──────── Texto em estudo ────────

Se eu tivesse a mesma força de antes [da transição], eu não teria coragem de estar jogando ali, entende? Porque seria sim uma injustiça.

 

Tifanny ainda afirma que há um fator fundamental para entender como transfobia aqueles que se opõem ao seu direito de jogar. “É preconceito sim. Sabe por quê? Porque quem não tem preconceito, respeita a lei. Você pode até não concordar, mas respeita. Agora, quem é preconceituoso vai tentar justificar. Não só comigo, mas com qualquer pessoa”, explica, completando que não guarda rancor de Ana Paula. “Eu não fico chateada com ela, é a opinião que ela tem. Na minha vida, isso não está alterando nada. Vou fazer de tudo para continuar jogando dentro da lei e das regras”, deixa claro.

O importante para Tifanny é focar nas vozes poderosas e positivas que estão ao seu lado durante essa jornada: “Eu tenho muito carinho por algumas meninas da Seleção, como a Thaísa [Menezes], a Denise [Souza] e a própria Paula Pequeno, do meu time. São meninas que sempre me apoiam e estão do meu lado. Elas entendem que lei é lei e me respeitam, então eu sempre estou ao lado das pessoas boas”.

Tifanny e o sonho do vôlei olímpico

Hoje, Tifanny celebra o resultado de tanto esforço e de tanta espera: “A gente sempre busca a perfeição. Mas graças a Deus, hoje me sinto plena”, comemora. O nome, ela conta, foi um presente dado ainda na adolescência, quando sua persona feminina já era sentida pelos amigos que a batizaram. “Nem fui eu que escolhi, fui escolhida”, ri. “Eu era bem jovem e meus amigos disseram que eu tinha cara de Tifanny. Desde então isso colou e fiquei assim”, lembra.

Tifanny durante disputa entre o Bauru e o Fluminense, no Rio de Janeiro (Foto: Thaís Vieira | Revista Híbrida)

Em entrevistas anteriores, a jogadora tem precisado afirmar repetidamente que não gosta de ser chamada pelo seu nome anterior e que sempre se sentiu assim: Tifanny. Talvez mais por descuido que por má fé, é impossível encontrar um artigo sobre ela que não cite o tal nome – o qual você não vai encontrar aqui na Híbrida, em respeito à sua vontade. Mas até durante o jogo assistido pela Híbrida, torcedores do outro time faziam questão de gritar para ela: “Saca, fulano!”, “Ei fulano, vai errar!” e “Joga a bola no fulano que ele não aguenta!’.

──────── Conjunto de dados ────────

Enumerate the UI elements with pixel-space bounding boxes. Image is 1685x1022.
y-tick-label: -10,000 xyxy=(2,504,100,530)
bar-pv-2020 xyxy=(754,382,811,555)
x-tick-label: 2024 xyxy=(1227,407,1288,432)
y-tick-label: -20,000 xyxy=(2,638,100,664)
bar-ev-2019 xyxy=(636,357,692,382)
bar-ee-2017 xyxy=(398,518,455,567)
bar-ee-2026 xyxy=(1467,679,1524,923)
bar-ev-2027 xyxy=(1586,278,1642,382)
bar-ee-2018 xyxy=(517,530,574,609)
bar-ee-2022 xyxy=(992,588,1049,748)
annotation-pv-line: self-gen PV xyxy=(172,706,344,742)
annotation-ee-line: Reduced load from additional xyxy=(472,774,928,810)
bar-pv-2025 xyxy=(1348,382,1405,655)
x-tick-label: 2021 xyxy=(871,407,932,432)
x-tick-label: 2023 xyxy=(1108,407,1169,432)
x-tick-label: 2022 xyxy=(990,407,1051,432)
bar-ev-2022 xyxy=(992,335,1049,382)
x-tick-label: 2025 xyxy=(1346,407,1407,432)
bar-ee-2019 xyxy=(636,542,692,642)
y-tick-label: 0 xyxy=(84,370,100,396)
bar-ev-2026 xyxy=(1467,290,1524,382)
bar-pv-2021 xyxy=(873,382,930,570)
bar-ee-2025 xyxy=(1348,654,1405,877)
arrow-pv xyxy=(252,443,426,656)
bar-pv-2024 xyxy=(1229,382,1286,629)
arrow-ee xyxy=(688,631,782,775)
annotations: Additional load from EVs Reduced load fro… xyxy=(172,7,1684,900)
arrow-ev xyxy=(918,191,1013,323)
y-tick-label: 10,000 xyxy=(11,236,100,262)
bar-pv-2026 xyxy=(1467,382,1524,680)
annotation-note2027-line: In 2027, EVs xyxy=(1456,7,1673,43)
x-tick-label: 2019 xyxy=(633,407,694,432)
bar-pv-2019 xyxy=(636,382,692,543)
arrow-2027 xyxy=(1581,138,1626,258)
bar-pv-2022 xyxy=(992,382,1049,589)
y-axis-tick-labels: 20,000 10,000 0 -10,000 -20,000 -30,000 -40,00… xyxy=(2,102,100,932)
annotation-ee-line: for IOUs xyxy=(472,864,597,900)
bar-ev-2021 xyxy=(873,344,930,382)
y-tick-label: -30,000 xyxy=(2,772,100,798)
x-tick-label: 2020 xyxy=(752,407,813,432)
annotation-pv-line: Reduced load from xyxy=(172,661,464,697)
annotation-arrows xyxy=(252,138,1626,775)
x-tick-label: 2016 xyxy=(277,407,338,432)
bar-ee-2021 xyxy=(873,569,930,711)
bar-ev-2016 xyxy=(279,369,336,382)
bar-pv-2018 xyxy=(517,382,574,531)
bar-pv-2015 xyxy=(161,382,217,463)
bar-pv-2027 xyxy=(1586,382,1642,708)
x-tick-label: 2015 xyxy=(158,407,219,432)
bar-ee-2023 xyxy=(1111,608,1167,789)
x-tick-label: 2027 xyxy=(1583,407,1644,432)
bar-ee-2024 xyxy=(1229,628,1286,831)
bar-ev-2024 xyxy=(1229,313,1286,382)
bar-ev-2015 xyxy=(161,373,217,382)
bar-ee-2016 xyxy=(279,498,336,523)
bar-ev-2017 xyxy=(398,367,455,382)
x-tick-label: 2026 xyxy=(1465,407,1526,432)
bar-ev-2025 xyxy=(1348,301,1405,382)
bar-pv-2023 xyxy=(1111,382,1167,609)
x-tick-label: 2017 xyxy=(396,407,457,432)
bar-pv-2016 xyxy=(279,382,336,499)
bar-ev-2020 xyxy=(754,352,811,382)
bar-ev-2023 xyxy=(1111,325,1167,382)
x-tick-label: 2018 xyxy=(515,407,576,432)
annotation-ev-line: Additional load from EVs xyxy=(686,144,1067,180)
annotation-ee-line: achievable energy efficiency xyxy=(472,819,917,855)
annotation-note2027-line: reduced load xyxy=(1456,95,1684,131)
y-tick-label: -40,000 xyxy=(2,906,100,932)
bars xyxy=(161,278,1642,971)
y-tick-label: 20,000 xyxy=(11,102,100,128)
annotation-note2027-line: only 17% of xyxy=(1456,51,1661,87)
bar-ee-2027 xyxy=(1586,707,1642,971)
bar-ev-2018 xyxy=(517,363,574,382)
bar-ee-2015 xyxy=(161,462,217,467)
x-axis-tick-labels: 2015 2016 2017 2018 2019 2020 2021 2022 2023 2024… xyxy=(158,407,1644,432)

────────

- _Problemas a resolver_:
1 – Repita, sem alterar nada, o trecho do texto sobre Tifanny que começa nas palavras "Tifanny durante disputa" e termina depois de "ele não aguenta!’.".
2 – De acordo com o texto sobre Tifanny, quem lhe deu o nome Tifanny?

- _Respostas dos exercícios_:
1 –
Tifanny durante disputa entre o Bauru e o Fluminense, no Rio de Janeiro (Foto: Thaís Vieira | Revista Híbrida)

Em entrevistas anteriores, a jogadora tem precisado afirmar repetidamente que não gosta de ser chamada pelo seu nome anterior e que sempre se sentiu assim: Tifanny. Talvez mais por descuido que por má fé, é impossível encontrar um artigo sobre ela que não cite o tal nome – o qual você não vai encontrar aqui na Híbrida, em respeito à sua vontade. Mas até durante o jogo assistido pela Híbrida, torcedores do outro time faziam questão de gritar para ela: “Saca, fulano!”, “Ei fulano, vai errar!” e “Joga a bola no fulano que ele não aguenta!’.

2 – Os amigos dela, quando ela ainda era adolescente.